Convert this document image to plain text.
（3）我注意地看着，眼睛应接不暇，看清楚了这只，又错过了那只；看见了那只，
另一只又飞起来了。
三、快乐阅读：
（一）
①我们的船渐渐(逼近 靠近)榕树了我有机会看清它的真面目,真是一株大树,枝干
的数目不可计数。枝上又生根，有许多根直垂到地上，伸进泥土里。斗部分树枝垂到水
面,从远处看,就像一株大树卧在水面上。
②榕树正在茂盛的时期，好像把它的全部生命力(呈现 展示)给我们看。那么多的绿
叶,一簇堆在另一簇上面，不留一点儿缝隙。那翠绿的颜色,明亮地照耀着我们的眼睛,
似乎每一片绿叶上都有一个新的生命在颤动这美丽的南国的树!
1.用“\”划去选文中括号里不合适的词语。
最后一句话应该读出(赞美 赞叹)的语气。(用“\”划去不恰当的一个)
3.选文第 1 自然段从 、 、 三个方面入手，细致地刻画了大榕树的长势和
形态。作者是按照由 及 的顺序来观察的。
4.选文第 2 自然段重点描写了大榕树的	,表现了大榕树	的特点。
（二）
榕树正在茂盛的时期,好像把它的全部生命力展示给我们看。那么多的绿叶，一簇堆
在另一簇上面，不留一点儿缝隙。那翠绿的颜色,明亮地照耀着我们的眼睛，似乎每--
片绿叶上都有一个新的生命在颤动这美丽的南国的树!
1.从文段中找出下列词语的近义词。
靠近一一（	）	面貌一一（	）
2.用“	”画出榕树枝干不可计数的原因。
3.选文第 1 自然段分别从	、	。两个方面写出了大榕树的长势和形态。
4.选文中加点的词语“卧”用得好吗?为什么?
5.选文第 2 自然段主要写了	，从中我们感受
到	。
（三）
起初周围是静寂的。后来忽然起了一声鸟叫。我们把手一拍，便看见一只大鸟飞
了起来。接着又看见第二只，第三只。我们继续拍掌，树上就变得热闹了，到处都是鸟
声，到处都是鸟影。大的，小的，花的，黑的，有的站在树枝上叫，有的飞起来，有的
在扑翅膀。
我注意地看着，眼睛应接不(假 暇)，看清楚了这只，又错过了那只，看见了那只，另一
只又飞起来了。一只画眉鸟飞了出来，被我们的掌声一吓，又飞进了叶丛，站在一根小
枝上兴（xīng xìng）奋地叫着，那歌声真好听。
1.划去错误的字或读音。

==

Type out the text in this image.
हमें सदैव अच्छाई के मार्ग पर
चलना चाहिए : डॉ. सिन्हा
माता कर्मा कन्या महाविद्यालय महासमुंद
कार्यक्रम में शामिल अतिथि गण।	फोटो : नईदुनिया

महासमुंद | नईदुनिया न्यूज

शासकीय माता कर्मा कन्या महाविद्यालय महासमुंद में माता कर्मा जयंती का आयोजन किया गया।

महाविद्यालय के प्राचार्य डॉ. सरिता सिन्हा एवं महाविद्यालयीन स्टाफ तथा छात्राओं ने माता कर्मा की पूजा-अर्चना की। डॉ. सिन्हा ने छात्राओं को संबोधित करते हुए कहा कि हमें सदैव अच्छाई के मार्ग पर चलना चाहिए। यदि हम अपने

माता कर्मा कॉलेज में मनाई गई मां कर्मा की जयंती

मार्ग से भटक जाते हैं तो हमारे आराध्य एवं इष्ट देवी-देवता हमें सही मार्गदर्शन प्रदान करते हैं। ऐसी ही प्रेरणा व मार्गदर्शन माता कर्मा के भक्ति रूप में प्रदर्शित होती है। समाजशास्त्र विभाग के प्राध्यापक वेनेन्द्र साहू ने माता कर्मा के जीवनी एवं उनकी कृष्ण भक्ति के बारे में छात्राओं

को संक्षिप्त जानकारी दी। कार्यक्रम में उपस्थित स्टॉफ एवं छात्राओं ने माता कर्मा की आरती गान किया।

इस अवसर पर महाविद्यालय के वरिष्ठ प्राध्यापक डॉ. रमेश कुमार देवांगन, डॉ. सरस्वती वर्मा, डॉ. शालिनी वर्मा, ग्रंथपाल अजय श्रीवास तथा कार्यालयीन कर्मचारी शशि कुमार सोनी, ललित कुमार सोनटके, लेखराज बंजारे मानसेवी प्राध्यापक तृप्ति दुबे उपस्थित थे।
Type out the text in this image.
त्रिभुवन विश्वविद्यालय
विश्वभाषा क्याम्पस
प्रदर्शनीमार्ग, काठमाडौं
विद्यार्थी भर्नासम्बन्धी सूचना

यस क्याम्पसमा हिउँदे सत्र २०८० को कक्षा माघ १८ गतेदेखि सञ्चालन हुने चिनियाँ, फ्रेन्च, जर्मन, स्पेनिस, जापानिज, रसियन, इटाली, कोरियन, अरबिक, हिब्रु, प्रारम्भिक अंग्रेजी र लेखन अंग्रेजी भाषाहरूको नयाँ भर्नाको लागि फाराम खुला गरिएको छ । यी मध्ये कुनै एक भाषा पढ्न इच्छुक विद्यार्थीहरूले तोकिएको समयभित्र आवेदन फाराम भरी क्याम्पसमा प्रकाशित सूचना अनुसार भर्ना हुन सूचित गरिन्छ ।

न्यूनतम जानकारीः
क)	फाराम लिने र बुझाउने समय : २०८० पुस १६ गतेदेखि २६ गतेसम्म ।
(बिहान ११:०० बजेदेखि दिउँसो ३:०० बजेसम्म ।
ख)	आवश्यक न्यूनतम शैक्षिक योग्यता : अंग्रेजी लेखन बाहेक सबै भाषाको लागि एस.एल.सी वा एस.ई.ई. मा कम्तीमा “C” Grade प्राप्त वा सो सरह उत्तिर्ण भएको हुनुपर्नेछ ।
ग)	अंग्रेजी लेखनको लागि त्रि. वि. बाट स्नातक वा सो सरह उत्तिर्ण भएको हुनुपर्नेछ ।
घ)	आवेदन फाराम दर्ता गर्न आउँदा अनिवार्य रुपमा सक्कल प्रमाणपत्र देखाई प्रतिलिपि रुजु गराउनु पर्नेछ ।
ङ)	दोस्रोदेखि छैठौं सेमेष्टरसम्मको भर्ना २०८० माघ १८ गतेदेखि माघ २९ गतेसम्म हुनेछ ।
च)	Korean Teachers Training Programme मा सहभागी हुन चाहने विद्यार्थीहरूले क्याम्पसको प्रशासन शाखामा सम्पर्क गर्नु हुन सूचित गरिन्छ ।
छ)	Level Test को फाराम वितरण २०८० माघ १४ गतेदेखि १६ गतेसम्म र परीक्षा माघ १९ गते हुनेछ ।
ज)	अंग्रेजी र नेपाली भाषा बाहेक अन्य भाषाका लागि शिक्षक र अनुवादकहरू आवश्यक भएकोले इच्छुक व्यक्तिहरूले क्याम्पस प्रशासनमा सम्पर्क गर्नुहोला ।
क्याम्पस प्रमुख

* * *

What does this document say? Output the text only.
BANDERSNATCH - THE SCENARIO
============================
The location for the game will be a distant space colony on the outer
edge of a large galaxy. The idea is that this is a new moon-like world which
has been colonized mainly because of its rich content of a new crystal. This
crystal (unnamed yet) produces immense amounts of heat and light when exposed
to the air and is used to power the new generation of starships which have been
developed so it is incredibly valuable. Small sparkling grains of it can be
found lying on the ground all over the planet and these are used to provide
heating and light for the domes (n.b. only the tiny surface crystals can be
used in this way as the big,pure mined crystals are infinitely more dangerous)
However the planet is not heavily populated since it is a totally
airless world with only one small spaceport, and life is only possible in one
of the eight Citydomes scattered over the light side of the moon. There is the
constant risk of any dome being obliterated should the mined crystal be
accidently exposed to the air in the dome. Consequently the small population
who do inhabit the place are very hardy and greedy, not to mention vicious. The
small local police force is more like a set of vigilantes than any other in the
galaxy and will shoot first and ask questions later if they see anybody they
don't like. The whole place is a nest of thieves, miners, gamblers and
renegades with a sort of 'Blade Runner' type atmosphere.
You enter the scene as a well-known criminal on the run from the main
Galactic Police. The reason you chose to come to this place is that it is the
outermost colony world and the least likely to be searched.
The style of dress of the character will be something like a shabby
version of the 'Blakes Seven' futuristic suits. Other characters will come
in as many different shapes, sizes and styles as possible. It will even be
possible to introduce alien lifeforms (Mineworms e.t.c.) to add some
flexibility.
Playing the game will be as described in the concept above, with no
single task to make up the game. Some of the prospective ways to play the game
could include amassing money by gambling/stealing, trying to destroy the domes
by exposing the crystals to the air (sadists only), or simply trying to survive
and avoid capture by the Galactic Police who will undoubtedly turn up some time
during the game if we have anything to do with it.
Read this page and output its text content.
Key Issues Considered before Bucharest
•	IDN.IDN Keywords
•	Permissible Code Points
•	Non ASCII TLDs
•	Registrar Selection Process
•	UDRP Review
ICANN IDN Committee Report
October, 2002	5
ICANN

> **Task description**
From the data, collect all lines where the string "that" appears.

> **Completed task**
edge of a large galaxy. The idea is that this is a new moon-like world which
Galactic Police. The reason you chose to come to this place is that it is the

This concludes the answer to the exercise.